REQUEST:
Your task is to transcribe the data in full.

STORED RECORDS:

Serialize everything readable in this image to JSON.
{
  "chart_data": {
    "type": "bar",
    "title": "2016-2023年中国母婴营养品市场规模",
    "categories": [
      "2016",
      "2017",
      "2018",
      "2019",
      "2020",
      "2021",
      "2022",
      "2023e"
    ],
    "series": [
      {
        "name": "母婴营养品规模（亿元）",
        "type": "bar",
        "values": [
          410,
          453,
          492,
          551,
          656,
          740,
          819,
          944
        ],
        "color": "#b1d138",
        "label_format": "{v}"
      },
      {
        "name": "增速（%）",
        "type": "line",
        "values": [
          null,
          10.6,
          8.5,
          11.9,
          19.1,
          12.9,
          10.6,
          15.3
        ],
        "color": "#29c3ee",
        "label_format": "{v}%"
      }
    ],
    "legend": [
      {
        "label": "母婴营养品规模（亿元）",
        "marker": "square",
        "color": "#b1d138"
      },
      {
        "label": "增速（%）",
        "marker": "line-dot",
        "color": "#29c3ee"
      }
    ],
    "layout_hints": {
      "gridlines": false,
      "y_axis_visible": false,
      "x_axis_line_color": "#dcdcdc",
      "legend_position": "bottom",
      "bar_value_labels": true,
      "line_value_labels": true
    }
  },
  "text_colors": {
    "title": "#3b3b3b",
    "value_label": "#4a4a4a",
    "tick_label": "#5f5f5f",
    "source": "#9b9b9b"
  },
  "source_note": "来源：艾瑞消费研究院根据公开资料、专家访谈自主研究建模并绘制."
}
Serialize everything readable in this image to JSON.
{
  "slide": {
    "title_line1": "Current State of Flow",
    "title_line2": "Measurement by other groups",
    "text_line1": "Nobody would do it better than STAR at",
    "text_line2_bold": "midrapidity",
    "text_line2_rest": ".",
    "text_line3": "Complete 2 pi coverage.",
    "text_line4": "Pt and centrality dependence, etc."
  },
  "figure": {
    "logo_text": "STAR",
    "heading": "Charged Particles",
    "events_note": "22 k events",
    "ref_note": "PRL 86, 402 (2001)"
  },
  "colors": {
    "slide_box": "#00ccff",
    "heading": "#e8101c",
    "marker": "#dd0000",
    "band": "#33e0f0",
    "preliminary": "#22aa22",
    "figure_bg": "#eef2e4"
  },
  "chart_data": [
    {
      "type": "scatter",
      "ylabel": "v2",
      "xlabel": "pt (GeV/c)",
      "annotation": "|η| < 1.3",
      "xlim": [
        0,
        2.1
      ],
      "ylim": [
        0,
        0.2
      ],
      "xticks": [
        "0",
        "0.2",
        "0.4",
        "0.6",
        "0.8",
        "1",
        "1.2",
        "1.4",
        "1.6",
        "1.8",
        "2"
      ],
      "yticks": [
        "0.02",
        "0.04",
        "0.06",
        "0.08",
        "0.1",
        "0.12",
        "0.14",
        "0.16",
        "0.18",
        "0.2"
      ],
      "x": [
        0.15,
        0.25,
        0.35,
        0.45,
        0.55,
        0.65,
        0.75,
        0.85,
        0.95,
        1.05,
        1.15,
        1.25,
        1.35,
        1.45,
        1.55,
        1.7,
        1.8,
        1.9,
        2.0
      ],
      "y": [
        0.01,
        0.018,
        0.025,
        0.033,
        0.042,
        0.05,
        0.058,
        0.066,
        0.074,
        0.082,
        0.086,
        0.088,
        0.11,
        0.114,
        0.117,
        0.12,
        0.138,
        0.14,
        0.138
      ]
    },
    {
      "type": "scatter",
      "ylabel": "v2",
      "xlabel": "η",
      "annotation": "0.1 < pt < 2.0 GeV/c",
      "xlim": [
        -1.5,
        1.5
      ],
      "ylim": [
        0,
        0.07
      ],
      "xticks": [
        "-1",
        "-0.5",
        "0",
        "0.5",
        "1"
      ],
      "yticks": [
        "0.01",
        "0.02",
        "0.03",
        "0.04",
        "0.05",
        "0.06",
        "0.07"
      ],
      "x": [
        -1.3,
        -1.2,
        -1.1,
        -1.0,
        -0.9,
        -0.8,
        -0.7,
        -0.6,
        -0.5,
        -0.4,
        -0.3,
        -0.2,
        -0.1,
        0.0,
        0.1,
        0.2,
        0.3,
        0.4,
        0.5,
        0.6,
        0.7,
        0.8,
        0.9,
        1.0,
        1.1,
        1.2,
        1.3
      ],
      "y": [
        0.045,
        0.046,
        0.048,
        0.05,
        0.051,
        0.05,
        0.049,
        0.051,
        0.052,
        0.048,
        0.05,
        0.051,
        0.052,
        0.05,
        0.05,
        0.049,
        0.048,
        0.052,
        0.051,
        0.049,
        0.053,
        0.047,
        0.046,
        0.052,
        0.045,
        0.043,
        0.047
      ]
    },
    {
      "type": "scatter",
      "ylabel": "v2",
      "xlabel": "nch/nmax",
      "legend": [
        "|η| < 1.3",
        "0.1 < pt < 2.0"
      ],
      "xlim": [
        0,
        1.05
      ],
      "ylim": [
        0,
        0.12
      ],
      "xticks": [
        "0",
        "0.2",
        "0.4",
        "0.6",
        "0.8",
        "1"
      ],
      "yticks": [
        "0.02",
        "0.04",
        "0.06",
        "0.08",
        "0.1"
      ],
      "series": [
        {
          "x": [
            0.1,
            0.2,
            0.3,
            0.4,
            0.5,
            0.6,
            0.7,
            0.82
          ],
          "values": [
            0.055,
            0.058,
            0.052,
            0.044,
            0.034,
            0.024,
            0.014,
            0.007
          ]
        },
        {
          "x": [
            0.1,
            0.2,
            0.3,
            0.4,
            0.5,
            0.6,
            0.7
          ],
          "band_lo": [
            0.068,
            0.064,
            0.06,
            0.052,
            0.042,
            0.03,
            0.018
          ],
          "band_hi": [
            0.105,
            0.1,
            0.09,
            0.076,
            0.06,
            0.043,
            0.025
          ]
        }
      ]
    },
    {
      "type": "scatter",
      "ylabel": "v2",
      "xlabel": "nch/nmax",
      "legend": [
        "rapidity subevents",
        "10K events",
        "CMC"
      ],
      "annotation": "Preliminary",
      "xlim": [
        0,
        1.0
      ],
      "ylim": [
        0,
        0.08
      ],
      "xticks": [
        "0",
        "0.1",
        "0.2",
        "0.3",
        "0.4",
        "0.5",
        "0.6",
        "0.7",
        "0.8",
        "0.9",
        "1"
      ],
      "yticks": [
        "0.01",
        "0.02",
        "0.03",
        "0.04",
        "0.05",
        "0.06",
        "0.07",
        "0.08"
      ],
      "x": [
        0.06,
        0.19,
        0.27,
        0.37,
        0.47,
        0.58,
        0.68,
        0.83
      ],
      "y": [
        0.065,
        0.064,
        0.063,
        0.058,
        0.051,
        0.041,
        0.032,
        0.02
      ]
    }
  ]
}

SOLUTION:
Serialize everything readable in this image to JSON.
{
  "chart_data": {
    "type": "bar",
    "title": "2016-2023年中国母婴营养品市场规模",
    "categories": [
      "2016",
      "2017",
      "2018",
      "2019",
      "2020",
      "2021",
      "2022",
      "2023e"
    ],
    "series": [
      {
        "name": "母婴营养品规模（亿元）",
        "type": "bar",
        "values": [
          410,
          453,
          492,
          551,
          656,
          740,
          819,
          944
        ],
        "color": "#b1d138",
        "label_format": "{v}"
      },
      {
        "name": "增速（%）",
        "type": "line",
        "values": [
          null,
          10.6,
          8.5,
          11.9,
          19.1,
          12.9,
          10.6,
          15.3
        ],
        "color": "#29c3ee",
        "label_format": "{v}%"
      }
    ],
    "legend": [
      {
        "label": "母婴营养品规模（亿元）",
        "marker": "square",
        "color": "#b1d138"
      },
      {
        "label": "增速（%）",
        "marker": "line-dot",
        "color": "#29c3ee"
      }
    ],
    "layout_hints": {
      "gridlines": false,
      "y_axis_visible": false,
      "x_axis_line_color": "#dcdcdc",
      "legend_position": "bottom",
      "bar_value_labels": true,
      "line_value_labels": true
    }
  },
  "text_colors": {
    "title": "#3b3b3b",
    "value_label": "#4a4a4a",
    "tick_label": "#5f5f5f",
    "source": "#9b9b9b"
  },
  "source_note": "来源：艾瑞消费研究院根据公开资料、专家访谈自主研究建模并绘制."
}
Serialize everything readable in this image to JSON.
{
  "slide": {
    "title_line1": "Current State of Flow",
    "title_line2": "Measurement by other groups",
    "text_line1": "Nobody would do it better than STAR at",
    "text_line2_bold": "midrapidity",
    "text_line2_rest": ".",
    "text_line3": "Complete 2 pi coverage.",
    "text_line4": "Pt and centrality dependence, etc."
  },
  "figure": {
    "logo_text": "STAR",
    "heading": "Charged Particles",
    "events_note": "22 k events",
    "ref_note": "PRL 86, 402 (2001)"
  },
  "colors": {
    "slide_box": "#00ccff",
    "heading": "#e8101c",
    "marker": "#dd0000",
    "band": "#33e0f0",
    "preliminary": "#22aa22",
    "figure_bg": "#eef2e4"
  },
  "chart_data": [
    {
      "type": "scatter",
      "ylabel": "v2",
      "xlabel": "pt (GeV/c)",
      "annotation": "|η| < 1.3",
      "xlim": [
        0,
        2.1
      ],
      "ylim": [
        0,
        0.2
      ],
      "xticks": [
        "0",
        "0.2",
        "0.4",
        "0.6",
        "0.8",
        "1",
        "1.2",
        "1.4",
        "1.6",
        "1.8",
        "2"
      ],
      "yticks": [
        "0.02",
        "0.04",
        "0.06",
        "0.08",
        "0.1",
        "0.12",
        "0.14",
        "0.16",
        "0.18",
        "0.2"
      ],
      "x": [
        0.15,
        0.25,
        0.35,
        0.45,
        0.55,
        0.65,
        0.75,
        0.85,
        0.95,
        1.05,
        1.15,
        1.25,
        1.35,
        1.45,
        1.55,
        1.7,
        1.8,
        1.9,
        2.0
      ],
      "y": [
        0.01,
        0.018,
        0.025,
        0.033,
        0.042,
        0.05,
        0.058,
        0.066,
        0.074,
        0.082,
        0.086,
        0.088,
        0.11,
        0.114,
        0.117,
        0.12,
        0.138,
        0.14,
        0.138
      ]
    },
    {
      "type": "scatter",
      "ylabel": "v2",
      "xlabel": "η",
      "annotation": "0.1 < pt < 2.0 GeV/c",
      "xlim": [
        -1.5,
        1.5
      ],
      "ylim": [
        0,
        0.07
      ],
      "xticks": [
        "-1",
        "-0.5",
        "0",
        "0.5",
        "1"
      ],
      "yticks": [
        "0.01",
        "0.02",
        "0.03",
        "0.04",
        "0.05",
        "0.06",
        "0.07"
      ],
      "x": [
        -1.3,
        -1.2,
        -1.1,
        -1.0,
        -0.9,
        -0.8,
        -0.7,
        -0.6,
        -0.5,
        -0.4,
        -0.3,
        -0.2,
        -0.1,
        0.0,
        0.1,
        0.2,
        0.3,
        0.4,
        0.5,
        0.6,
        0.7,
        0.8,
        0.9,
        1.0,
        1.1,
        1.2,
        1.3
      ],
      "y": [
        0.045,
        0.046,
        0.048,
        0.05,
        0.051,
        0.05,
        0.049,
        0.051,
        0.052,
        0.048,
        0.05,
        0.051,
        0.052,
        0.05,
        0.05,
        0.049,
        0.048,
        0.052,
        0.051,
        0.049,
        0.053,
        0.047,
        0.046,
        0.052,
        0.045,
        0.043,
        0.047
      ]
    },
    {
      "type": "scatter",
      "ylabel": "v2",
      "xlabel": "nch/nmax",
      "legend": [
        "|η| < 1.3",
        "0.1 < pt < 2.0"
      ],
      "xlim": [
        0,
        1.05
      ],
      "ylim": [
        0,
        0.12
      ],
      "xticks": [
        "0",
        "0.2",
        "0.4",
        "0.6",
        "0.8",
        "1"
      ],
      "yticks": [
        "0.02",
        "0.04",
        "0.06",
        "0.08",
        "0.1"
      ],
      "series": [
        {
          "x": [
            0.1,
            0.2,
            0.3,
            0.4,
            0.5,
            0.6,
            0.7,
            0.82
          ],
          "values": [
            0.055,
            0.058,
            0.052,
            0.044,
            0.034,
            0.024,
            0.014,
            0.007
          ]
        },
        {
          "x": [
            0.1,
            0.2,
            0.3,
            0.4,
            0.5,
            0.6,
            0.7
          ],
          "band_lo": [
            0.068,
            0.064,
            0.06,
            0.052,
            0.042,
            0.03,
            0.018
          ],
          "band_hi": [
            0.105,
            0.1,
            0.09,
            0.076,
            0.06,
            0.043,
            0.025
          ]
        }
      ]
    },
    {
      "type": "scatter",
      "ylabel": "v2",
      "xlabel": "nch/nmax",
      "legend": [
        "rapidity subevents",
        "10K events",
        "CMC"
      ],
      "annotation": "Preliminary",
      "xlim": [
        0,
        1.0
      ],
      "ylim": [
        0,
        0.08
      ],
      "xticks": [
        "0",
        "0.1",
        "0.2",
        "0.3",
        "0.4",
        "0.5",
        "0.6",
        "0.7",
        "0.8",
        "0.9",
        "1"
      ],
      "yticks": [
        "0.01",
        "0.02",
        "0.03",
        "0.04",
        "0.05",
        "0.06",
        "0.07",
        "0.08"
      ],
      "x": [
        0.06,
        0.19,
        0.27,
        0.37,
        0.47,
        0.58,
        0.68,
        0.83
      ],
      "y": [
        0.065,
        0.064,
        0.063,
        0.058,
        0.051,
        0.041,
        0.032,
        0.02
      ]
    }
  ]
}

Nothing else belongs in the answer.